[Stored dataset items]
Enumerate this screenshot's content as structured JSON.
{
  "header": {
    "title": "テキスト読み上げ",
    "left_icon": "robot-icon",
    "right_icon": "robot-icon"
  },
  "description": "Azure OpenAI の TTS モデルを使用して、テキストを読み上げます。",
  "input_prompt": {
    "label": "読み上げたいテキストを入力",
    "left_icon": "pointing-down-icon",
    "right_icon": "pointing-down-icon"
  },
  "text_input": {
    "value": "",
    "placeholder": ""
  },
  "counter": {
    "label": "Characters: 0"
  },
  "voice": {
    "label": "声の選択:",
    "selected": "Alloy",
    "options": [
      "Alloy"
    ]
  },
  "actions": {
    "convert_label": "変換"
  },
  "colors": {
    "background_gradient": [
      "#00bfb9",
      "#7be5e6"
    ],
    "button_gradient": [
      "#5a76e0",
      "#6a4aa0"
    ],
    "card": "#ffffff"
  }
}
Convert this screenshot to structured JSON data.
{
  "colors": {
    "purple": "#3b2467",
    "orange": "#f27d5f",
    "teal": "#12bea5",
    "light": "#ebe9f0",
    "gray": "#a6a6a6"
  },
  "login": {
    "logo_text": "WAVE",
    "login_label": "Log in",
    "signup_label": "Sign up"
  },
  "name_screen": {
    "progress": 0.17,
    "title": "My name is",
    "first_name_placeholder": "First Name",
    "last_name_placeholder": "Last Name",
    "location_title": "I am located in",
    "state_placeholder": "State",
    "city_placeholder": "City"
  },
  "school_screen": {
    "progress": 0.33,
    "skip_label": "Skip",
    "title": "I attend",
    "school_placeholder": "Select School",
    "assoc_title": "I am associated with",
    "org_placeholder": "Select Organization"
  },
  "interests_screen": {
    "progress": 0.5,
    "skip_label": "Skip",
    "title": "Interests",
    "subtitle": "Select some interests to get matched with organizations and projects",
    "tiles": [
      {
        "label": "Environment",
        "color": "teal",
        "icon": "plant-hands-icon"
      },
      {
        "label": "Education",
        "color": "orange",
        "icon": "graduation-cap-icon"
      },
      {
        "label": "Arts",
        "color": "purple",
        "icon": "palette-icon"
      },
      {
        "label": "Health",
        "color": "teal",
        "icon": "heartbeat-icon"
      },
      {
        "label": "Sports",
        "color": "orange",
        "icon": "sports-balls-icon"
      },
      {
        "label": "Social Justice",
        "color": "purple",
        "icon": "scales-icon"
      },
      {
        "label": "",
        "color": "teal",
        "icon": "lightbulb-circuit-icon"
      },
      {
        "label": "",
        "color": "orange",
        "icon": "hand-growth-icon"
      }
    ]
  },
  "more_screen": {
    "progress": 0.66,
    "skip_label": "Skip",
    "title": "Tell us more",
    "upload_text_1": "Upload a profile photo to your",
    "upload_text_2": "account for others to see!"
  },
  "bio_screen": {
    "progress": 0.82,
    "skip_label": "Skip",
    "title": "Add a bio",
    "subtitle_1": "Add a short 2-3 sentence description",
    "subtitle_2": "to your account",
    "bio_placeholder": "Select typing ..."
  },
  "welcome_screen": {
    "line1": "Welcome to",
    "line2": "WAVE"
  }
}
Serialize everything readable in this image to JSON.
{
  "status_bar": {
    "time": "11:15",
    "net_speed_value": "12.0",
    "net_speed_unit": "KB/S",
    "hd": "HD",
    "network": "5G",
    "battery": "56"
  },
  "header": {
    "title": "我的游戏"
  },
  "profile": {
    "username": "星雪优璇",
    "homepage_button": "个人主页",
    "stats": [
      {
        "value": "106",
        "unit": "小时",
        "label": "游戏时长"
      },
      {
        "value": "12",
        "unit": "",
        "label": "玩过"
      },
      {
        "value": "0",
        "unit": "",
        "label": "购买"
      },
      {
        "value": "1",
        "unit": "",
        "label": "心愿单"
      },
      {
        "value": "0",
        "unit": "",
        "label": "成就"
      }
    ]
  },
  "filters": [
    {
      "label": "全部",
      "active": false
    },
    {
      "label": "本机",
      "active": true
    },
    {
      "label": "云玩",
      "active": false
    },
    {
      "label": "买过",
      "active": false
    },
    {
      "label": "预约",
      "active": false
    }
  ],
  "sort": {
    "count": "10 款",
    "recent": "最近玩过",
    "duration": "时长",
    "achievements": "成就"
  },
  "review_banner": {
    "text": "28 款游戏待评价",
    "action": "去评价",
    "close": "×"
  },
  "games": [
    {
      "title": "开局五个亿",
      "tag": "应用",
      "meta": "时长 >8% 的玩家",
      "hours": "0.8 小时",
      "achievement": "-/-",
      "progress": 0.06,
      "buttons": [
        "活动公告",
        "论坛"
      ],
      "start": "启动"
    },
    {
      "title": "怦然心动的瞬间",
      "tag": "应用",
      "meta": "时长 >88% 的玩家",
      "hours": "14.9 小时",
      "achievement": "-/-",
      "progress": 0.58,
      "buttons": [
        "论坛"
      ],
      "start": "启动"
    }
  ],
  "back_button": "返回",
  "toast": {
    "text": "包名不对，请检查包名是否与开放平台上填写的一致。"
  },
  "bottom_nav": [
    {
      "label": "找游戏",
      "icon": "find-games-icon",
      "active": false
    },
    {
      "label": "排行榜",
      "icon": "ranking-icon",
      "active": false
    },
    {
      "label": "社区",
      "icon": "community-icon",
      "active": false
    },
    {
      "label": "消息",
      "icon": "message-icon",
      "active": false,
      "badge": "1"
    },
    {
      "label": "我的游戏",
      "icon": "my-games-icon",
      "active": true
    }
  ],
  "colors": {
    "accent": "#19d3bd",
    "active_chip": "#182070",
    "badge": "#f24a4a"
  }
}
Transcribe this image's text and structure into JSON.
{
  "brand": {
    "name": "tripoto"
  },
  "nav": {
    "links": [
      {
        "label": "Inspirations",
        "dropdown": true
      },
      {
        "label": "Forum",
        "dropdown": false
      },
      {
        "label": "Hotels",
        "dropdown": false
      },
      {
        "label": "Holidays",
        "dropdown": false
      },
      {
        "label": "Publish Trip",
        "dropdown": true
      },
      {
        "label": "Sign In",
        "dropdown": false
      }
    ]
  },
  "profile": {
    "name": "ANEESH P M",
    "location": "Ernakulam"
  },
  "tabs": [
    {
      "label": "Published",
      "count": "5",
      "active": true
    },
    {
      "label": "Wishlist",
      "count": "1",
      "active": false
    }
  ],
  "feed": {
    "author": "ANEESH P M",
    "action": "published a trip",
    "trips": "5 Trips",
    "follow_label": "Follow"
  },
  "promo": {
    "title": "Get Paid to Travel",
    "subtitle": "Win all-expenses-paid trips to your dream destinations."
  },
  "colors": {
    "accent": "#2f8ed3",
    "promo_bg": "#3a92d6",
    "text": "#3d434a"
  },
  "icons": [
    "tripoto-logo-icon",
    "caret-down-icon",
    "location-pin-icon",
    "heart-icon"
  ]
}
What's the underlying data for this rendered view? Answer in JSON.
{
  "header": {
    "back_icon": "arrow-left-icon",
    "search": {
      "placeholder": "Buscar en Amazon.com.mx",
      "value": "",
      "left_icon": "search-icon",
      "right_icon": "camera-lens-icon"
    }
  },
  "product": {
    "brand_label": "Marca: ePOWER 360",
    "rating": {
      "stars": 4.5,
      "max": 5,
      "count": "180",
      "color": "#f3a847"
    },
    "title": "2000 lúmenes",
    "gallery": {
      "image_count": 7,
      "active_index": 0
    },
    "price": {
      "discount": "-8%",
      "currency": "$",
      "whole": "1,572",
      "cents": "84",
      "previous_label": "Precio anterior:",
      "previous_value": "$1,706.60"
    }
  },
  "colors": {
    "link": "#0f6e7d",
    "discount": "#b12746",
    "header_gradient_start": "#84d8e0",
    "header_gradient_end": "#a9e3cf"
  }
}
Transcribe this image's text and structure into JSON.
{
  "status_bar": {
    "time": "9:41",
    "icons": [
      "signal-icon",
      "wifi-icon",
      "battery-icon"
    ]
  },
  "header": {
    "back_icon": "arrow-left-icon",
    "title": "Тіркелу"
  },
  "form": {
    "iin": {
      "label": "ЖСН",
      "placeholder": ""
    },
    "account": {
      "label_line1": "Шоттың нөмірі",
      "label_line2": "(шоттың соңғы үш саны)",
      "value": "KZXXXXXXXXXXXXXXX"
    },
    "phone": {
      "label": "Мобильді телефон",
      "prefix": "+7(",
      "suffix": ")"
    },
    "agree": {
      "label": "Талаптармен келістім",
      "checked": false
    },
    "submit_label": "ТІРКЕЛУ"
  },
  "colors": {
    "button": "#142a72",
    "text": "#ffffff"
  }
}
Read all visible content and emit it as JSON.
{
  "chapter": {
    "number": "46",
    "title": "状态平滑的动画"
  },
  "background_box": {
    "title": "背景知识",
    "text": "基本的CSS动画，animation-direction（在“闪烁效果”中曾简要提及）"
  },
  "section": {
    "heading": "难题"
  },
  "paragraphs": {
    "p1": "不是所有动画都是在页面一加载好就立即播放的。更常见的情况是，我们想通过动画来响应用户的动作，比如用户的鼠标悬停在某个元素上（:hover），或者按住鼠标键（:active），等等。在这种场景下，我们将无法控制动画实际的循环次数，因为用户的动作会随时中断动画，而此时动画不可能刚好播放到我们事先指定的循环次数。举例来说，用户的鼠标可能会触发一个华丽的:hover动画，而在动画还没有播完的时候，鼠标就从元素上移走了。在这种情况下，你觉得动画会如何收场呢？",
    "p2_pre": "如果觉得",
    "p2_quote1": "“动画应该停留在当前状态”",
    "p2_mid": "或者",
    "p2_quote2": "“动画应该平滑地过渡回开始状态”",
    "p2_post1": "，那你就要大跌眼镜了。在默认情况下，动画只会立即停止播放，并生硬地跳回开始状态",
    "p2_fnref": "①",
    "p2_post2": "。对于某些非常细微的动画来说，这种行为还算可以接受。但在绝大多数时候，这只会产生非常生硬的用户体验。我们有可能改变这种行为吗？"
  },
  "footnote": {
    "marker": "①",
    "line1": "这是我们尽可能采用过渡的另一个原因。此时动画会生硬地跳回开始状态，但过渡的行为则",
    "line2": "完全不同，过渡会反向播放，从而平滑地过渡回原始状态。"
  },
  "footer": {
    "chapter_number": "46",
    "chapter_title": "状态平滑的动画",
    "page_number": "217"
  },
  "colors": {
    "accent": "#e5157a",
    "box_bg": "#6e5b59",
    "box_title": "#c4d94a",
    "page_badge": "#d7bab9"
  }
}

- **TASK DIRECTIONS**:
Report the count of lines in the entries that contain the string "JSON", and nothing besides it.

- **ANSWER TO THE EXERCISE**:
7